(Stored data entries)
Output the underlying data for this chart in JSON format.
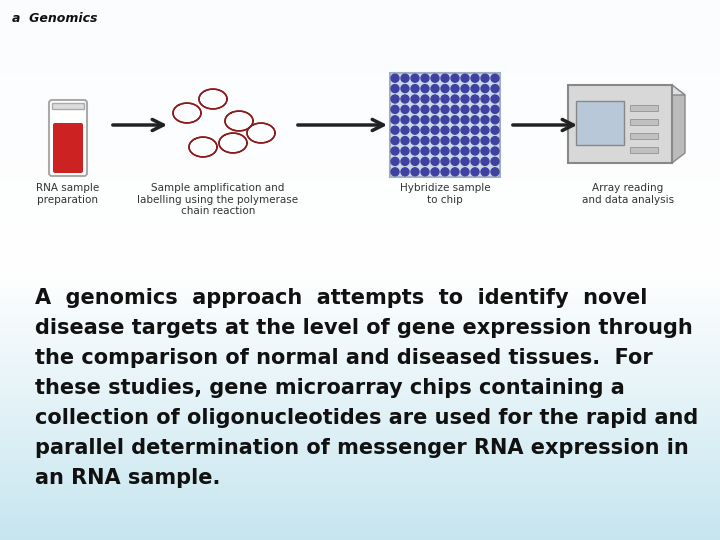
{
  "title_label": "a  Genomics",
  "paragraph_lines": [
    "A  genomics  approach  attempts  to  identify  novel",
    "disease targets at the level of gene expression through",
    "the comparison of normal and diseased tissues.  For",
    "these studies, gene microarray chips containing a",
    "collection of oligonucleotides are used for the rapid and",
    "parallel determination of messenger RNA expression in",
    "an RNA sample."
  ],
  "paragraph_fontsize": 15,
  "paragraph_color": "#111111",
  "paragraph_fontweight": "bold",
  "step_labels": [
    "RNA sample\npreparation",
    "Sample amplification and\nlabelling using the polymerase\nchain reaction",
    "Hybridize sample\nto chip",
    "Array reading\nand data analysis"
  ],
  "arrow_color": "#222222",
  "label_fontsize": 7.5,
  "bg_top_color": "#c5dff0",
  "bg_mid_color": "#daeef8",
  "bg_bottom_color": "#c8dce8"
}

WORK INSTRUCTION:
The answer is the complete set of records, copied exactly, with pictures omitted.

EXPECTED OUTPUT:
Output the underlying data for this chart in JSON format.
{
  "title_label": "a  Genomics",
  "paragraph_lines": [
    "A  genomics  approach  attempts  to  identify  novel",
    "disease targets at the level of gene expression through",
    "the comparison of normal and diseased tissues.  For",
    "these studies, gene microarray chips containing a",
    "collection of oligonucleotides are used for the rapid and",
    "parallel determination of messenger RNA expression in",
    "an RNA sample."
  ],
  "paragraph_fontsize": 15,
  "paragraph_color": "#111111",
  "paragraph_fontweight": "bold",
  "step_labels": [
    "RNA sample\npreparation",
    "Sample amplification and\nlabelling using the polymerase\nchain reaction",
    "Hybridize sample\nto chip",
    "Array reading\nand data analysis"
  ],
  "arrow_color": "#222222",
  "label_fontsize": 7.5,
  "bg_top_color": "#c5dff0",
  "bg_mid_color": "#daeef8",
  "bg_bottom_color": "#c8dce8"
}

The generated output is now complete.